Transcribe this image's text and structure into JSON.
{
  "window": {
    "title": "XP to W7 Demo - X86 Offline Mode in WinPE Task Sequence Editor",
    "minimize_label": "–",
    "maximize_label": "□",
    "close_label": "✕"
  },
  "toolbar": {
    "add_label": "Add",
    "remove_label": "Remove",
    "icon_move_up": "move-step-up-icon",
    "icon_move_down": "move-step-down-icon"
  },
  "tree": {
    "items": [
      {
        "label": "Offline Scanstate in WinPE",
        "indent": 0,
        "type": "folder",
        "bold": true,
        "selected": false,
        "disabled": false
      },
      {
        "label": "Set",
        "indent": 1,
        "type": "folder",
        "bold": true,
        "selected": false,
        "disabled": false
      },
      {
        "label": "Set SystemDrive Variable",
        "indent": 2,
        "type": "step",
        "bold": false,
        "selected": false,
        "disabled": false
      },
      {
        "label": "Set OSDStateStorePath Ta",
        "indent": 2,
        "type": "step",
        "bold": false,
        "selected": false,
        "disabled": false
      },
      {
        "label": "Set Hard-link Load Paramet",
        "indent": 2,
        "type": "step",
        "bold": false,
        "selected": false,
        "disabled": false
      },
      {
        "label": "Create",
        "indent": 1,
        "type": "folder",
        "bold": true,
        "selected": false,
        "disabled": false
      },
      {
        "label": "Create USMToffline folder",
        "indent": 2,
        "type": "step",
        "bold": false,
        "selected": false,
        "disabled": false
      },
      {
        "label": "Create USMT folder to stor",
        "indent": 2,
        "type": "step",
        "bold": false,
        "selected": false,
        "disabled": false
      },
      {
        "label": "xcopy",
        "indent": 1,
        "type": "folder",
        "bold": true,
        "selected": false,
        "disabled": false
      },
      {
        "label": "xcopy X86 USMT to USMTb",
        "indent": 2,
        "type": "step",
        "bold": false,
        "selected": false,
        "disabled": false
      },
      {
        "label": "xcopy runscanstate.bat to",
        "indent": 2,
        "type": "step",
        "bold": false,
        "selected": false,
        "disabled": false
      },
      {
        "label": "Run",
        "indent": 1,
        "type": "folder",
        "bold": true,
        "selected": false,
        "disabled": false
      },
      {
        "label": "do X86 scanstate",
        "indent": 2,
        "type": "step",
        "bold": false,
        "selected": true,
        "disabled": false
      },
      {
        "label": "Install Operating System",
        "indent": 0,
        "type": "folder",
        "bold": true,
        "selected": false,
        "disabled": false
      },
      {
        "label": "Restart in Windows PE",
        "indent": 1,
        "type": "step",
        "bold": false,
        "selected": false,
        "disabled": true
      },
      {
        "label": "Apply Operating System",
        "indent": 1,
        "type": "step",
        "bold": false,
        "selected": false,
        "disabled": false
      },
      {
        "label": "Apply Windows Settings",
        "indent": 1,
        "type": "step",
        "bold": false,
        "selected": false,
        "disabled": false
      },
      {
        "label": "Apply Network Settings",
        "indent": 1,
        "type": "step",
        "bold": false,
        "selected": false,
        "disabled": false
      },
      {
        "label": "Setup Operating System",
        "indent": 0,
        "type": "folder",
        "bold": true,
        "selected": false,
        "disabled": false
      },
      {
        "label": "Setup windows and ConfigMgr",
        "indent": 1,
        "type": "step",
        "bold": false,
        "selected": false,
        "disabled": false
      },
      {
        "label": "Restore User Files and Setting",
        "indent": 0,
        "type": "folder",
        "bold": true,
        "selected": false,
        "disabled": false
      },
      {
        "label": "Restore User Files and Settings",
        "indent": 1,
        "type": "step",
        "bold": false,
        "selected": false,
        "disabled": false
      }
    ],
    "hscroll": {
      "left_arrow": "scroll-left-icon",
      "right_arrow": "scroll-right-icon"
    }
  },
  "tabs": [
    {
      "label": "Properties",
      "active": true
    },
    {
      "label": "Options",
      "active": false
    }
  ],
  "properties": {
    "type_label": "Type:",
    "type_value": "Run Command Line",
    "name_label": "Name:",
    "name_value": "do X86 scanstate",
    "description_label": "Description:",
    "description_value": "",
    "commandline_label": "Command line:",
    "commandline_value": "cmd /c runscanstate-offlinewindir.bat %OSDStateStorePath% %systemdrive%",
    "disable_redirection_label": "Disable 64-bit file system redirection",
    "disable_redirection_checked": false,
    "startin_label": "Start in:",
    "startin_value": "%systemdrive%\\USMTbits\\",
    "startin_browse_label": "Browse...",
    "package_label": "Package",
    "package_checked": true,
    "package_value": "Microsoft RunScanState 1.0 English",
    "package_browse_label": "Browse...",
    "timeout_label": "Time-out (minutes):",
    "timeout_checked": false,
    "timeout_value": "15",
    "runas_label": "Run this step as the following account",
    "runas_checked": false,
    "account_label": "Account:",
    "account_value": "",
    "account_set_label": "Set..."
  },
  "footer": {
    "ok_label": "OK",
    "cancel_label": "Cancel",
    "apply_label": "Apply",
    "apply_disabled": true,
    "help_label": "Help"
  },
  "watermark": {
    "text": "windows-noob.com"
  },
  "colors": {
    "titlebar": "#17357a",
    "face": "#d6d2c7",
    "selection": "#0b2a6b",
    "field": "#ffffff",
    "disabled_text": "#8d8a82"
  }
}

### [PROBLEM TO WORK ON]
Show every line of the records above that contains the word "this".

### [OUTPUT BELOW]
Transcribe this image's text and structure into JSON.
    "runas_label": "Run this step as the following account",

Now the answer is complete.